Collect all lines from the records below that include the word "PESIA".
● ● ● ● ●
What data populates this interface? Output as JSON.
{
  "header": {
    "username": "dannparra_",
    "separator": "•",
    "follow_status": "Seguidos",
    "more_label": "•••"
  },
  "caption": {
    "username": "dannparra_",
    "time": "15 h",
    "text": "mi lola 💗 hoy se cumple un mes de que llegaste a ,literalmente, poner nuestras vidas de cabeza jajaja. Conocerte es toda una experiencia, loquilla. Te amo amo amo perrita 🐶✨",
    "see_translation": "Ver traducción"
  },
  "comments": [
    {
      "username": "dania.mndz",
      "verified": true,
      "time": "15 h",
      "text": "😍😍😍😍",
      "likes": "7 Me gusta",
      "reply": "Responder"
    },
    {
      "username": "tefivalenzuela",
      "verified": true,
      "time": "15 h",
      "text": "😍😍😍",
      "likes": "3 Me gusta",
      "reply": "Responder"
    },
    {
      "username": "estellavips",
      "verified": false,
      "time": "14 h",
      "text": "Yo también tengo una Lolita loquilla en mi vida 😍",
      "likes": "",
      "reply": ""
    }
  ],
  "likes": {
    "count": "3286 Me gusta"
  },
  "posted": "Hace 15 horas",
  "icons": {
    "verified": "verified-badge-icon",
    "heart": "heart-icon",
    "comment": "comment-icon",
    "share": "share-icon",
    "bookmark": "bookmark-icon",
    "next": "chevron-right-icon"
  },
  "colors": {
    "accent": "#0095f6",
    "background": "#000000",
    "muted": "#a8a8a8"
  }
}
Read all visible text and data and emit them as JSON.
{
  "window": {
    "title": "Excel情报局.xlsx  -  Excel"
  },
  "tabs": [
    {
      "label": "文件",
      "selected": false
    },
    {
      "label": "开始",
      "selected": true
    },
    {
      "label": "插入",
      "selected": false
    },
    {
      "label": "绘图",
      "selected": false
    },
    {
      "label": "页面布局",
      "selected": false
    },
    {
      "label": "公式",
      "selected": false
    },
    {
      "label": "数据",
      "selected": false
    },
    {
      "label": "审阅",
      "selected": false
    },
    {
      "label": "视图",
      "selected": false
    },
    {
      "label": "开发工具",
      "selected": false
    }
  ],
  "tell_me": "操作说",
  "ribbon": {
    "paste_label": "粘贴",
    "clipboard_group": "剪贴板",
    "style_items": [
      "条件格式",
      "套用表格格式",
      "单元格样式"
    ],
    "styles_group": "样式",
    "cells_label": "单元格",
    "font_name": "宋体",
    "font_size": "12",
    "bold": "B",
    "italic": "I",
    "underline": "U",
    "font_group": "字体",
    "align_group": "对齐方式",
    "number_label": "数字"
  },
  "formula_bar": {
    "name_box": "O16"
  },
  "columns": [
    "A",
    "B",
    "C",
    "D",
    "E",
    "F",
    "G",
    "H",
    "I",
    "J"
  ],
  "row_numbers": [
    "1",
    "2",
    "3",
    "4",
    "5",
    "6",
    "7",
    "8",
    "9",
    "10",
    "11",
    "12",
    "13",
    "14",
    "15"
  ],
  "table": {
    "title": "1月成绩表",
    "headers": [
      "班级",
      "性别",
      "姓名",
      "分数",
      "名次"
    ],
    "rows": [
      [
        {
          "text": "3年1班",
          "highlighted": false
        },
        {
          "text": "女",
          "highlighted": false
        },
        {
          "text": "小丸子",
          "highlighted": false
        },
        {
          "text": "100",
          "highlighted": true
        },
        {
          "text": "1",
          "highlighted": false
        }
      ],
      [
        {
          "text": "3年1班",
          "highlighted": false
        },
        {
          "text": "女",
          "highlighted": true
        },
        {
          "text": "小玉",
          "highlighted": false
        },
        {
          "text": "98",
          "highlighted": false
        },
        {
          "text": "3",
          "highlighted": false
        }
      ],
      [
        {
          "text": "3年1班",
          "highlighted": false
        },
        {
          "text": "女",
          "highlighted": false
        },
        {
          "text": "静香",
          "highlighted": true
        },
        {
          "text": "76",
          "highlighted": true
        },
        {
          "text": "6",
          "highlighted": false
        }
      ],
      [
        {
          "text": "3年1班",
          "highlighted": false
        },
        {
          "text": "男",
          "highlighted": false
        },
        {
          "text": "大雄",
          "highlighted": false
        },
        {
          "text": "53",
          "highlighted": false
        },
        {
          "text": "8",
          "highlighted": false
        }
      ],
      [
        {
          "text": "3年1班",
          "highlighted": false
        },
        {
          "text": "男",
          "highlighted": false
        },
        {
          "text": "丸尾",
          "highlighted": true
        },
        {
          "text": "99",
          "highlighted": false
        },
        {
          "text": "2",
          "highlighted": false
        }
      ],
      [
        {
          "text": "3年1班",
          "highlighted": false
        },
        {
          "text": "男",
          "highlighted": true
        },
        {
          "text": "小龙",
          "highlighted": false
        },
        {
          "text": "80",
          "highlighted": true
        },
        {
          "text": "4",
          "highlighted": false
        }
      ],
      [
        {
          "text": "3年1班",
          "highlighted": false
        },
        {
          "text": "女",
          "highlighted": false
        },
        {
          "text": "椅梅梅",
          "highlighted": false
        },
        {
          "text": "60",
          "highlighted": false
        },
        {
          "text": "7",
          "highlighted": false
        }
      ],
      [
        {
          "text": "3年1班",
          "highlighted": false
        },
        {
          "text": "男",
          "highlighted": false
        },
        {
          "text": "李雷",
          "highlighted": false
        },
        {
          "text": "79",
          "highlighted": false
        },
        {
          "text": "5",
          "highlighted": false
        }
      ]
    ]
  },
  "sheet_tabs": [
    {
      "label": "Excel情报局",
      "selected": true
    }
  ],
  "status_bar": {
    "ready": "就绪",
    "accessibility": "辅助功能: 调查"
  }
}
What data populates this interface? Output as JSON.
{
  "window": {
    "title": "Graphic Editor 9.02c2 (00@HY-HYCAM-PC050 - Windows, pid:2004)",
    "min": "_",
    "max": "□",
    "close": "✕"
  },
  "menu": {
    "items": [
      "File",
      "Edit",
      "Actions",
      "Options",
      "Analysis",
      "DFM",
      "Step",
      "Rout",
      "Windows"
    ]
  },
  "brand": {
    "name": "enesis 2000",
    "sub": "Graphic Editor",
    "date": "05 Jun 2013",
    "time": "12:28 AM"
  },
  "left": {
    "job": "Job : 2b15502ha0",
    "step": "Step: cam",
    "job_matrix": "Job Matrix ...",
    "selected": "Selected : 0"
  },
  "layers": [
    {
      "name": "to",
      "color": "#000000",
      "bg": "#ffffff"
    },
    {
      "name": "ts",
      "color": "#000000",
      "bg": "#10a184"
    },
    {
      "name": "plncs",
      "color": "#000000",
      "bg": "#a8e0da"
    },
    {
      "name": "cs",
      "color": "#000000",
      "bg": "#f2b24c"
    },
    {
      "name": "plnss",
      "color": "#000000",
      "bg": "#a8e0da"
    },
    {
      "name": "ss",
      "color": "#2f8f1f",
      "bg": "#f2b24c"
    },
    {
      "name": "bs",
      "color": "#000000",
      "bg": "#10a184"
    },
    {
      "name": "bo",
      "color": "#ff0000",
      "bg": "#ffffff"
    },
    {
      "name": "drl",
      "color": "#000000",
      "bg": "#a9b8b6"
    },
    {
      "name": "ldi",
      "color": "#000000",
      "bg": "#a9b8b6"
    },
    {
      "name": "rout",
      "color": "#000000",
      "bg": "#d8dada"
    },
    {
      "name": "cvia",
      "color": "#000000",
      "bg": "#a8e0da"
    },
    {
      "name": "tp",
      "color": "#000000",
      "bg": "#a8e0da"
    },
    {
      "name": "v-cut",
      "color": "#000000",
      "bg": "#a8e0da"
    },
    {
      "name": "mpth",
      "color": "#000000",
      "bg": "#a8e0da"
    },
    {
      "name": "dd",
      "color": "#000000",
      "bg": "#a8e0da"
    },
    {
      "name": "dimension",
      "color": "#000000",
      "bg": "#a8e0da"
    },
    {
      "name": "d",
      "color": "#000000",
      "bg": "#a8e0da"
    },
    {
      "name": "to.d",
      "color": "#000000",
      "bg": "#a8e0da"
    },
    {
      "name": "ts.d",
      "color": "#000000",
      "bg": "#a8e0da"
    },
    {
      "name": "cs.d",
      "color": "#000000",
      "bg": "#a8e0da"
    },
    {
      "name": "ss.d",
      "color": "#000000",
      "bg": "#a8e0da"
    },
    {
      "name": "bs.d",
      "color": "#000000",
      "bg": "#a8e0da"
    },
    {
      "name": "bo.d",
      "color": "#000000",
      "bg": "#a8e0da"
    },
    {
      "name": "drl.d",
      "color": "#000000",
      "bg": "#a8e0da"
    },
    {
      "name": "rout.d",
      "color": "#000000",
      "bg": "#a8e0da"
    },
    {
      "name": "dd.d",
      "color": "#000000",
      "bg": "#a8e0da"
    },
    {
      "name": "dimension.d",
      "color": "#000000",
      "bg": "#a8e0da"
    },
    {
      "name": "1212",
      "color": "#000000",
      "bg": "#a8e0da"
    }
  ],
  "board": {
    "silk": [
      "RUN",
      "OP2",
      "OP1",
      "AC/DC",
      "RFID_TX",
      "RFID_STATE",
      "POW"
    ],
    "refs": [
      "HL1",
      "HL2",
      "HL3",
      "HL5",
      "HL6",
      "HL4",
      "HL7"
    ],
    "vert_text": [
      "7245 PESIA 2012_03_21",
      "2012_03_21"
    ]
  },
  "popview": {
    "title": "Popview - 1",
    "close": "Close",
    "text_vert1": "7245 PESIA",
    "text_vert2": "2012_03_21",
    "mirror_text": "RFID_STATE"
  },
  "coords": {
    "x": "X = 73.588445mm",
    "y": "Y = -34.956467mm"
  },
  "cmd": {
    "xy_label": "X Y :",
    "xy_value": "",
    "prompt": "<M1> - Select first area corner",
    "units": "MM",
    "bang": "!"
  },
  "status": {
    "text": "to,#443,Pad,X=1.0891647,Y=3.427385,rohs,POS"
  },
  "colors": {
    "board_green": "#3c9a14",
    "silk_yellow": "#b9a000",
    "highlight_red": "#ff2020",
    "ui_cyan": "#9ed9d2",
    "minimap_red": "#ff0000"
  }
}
● ● ● ● ●
**ANSWER IN FULL**
      "7245 PESIA 2012_03_21",
    "text_vert1": "7245 PESIA",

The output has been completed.